SOURCE MATERIAL:
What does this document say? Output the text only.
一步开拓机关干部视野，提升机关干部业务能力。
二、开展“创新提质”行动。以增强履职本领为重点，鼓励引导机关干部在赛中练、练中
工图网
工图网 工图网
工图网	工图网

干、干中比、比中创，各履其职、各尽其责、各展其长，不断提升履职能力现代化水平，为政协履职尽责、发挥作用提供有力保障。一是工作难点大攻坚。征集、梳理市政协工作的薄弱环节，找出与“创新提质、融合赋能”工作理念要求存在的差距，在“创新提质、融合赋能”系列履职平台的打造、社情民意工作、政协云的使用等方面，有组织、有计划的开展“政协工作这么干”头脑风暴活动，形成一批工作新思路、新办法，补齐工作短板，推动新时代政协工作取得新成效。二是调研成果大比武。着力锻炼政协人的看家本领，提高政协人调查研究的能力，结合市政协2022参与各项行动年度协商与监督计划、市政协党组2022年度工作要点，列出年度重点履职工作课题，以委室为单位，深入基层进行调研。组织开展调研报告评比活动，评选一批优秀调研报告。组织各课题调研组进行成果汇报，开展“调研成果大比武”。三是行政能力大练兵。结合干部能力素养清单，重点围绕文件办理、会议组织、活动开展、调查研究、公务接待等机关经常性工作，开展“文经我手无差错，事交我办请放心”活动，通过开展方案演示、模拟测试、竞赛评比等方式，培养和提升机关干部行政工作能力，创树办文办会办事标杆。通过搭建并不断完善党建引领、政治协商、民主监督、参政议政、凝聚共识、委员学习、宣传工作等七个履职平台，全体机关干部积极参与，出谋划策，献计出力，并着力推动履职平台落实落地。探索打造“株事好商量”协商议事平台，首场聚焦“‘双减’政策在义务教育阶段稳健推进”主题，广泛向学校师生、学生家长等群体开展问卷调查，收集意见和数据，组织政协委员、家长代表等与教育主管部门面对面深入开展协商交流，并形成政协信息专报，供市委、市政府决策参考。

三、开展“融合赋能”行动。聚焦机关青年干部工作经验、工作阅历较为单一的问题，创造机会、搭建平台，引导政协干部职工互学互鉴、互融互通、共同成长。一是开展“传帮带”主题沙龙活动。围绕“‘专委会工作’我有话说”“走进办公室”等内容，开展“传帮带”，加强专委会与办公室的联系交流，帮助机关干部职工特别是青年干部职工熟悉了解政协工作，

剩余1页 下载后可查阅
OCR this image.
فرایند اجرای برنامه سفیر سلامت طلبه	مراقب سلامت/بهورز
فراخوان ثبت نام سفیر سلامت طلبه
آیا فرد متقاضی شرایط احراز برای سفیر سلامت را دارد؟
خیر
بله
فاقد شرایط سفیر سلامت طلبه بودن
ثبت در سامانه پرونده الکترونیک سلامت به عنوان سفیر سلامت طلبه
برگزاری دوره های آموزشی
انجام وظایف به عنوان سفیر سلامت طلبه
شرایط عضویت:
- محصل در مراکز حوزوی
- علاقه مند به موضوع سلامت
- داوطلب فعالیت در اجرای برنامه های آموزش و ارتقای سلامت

EXERCISE BRIEF: Each line of the material should be duplicated exactly, please.

EXERCISE OUTPUT:
What does this document say? Output the text only.
一步开拓机关干部视野，提升机关干部业务能力。
二、开展“创新提质”行动。以增强履职本领为重点，鼓励引导机关干部在赛中练、练中
工图网
工图网 工图网
工图网	工图网

干、干中比、比中创，各履其职、各尽其责、各展其长，不断提升履职能力现代化水平，为政协履职尽责、发挥作用提供有力保障。一是工作难点大攻坚。征集、梳理市政协工作的薄弱环节，找出与“创新提质、融合赋能”工作理念要求存在的差距，在“创新提质、融合赋能”系列履职平台的打造、社情民意工作、政协云的使用等方面，有组织、有计划的开展“政协工作这么干”头脑风暴活动，形成一批工作新思路、新办法，补齐工作短板，推动新时代政协工作取得新成效。二是调研成果大比武。着力锻炼政协人的看家本领，提高政协人调查研究的能力，结合市政协2022参与各项行动年度协商与监督计划、市政协党组2022年度工作要点，列出年度重点履职工作课题，以委室为单位，深入基层进行调研。组织开展调研报告评比活动，评选一批优秀调研报告。组织各课题调研组进行成果汇报，开展“调研成果大比武”。三是行政能力大练兵。结合干部能力素养清单，重点围绕文件办理、会议组织、活动开展、调查研究、公务接待等机关经常性工作，开展“文经我手无差错，事交我办请放心”活动，通过开展方案演示、模拟测试、竞赛评比等方式，培养和提升机关干部行政工作能力，创树办文办会办事标杆。通过搭建并不断完善党建引领、政治协商、民主监督、参政议政、凝聚共识、委员学习、宣传工作等七个履职平台，全体机关干部积极参与，出谋划策，献计出力，并着力推动履职平台落实落地。探索打造“株事好商量”协商议事平台，首场聚焦“‘双减’政策在义务教育阶段稳健推进”主题，广泛向学校师生、学生家长等群体开展问卷调查，收集意见和数据，组织政协委员、家长代表等与教育主管部门面对面深入开展协商交流，并形成政协信息专报，供市委、市政府决策参考。

三、开展“融合赋能”行动。聚焦机关青年干部工作经验、工作阅历较为单一的问题，创造机会、搭建平台，引导政协干部职工互学互鉴、互融互通、共同成长。一是开展“传帮带”主题沙龙活动。围绕“‘专委会工作’我有话说”“走进办公室”等内容，开展“传帮带”，加强专委会与办公室的联系交流，帮助机关干部职工特别是青年干部职工熟悉了解政协工作，

剩余1页 下载后可查阅
OCR this image.
فرایند اجرای برنامه سفیر سلامت طلبه	مراقب سلامت/بهورز
فراخوان ثبت نام سفیر سلامت طلبه
آیا فرد متقاضی شرایط احراز برای سفیر سلامت را دارد؟
خیر
بله
فاقد شرایط سفیر سلامت طلبه بودن
ثبت در سامانه پرونده الکترونیک سلامت به عنوان سفیر سلامت طلبه
برگزاری دوره های آموزشی
انجام وظایف به عنوان سفیر سلامت طلبه
شرایط عضویت:
- محصل در مراکز حوزوی
- علاقه مند به موضوع سلامت
- داوطلب فعالیت در اجرای برنامه های آموزش و ارتقای سلامت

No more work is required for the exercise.